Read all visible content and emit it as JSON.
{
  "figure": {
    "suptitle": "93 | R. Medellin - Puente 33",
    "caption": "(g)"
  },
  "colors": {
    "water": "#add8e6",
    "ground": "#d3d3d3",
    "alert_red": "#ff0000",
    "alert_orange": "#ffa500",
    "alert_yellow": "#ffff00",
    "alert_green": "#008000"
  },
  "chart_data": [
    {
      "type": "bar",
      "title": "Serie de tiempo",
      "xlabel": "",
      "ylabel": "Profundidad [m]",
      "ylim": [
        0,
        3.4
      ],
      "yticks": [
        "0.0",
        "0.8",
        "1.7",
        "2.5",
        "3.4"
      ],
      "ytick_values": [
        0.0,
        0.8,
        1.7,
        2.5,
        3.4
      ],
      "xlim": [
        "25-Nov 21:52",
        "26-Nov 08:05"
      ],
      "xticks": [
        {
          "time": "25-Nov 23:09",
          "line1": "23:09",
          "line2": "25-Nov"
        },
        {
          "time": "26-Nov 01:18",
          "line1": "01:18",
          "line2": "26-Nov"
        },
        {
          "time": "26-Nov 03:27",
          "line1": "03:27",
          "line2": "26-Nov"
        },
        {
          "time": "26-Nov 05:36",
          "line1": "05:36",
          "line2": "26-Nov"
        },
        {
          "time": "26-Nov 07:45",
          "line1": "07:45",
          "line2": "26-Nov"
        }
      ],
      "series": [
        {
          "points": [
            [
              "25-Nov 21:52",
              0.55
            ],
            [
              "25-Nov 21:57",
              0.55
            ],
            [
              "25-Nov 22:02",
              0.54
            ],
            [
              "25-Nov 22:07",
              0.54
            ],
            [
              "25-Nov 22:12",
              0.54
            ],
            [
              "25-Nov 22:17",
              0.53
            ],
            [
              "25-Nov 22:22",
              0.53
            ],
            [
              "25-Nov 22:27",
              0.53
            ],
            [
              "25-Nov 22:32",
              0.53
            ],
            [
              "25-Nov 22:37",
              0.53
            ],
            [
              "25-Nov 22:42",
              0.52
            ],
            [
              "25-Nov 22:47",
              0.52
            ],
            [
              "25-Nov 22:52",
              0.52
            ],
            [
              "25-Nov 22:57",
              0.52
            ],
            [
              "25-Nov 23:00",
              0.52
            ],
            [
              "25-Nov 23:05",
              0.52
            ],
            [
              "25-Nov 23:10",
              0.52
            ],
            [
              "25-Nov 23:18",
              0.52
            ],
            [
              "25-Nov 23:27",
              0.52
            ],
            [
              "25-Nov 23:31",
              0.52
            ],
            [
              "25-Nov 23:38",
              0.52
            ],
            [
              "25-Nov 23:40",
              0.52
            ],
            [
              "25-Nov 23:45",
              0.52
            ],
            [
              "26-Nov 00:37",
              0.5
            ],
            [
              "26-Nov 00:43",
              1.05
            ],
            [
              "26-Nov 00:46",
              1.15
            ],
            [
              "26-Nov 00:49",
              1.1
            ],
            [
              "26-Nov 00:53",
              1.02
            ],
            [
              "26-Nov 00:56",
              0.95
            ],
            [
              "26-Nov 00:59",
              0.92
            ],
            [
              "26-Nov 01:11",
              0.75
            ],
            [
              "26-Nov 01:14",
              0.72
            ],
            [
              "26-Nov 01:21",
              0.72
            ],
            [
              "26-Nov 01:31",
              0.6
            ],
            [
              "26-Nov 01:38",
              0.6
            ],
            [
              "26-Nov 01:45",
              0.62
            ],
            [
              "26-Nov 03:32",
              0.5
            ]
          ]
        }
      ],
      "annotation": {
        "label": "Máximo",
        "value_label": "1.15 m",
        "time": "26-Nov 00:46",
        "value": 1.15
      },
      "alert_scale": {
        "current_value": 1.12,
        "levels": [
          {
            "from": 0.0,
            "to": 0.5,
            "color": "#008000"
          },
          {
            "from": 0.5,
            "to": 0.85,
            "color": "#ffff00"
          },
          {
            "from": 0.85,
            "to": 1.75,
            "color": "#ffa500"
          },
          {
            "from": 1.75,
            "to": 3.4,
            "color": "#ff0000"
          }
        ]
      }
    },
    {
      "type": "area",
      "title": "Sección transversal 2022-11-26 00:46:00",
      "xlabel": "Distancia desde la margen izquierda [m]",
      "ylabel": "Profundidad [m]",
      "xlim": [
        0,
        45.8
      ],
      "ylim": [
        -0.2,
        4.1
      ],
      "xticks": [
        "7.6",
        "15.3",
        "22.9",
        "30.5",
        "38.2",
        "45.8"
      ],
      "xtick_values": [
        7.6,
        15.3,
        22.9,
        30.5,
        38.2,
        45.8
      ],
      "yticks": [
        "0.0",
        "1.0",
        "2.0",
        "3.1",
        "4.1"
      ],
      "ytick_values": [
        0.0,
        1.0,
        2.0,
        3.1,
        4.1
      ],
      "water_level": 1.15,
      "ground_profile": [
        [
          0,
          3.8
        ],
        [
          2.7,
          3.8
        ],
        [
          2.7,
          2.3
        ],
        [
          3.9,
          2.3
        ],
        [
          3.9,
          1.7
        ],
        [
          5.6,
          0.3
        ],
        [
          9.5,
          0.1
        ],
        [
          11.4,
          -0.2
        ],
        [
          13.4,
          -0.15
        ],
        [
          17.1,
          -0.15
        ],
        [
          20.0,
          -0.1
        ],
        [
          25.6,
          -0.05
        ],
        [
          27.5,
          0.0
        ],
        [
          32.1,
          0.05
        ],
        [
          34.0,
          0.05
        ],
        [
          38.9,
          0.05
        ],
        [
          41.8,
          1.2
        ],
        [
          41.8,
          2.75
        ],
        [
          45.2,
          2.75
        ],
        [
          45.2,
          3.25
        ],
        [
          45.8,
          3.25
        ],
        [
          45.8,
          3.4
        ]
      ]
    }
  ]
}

→ **STATED PROBLEM**
Pick out the lines that have the word "xlabel". Copy them all.

→ **FINAL RESULT**
      "xlabel": "",
      "xlabel": "Distancia desde la margen izquierda [m]",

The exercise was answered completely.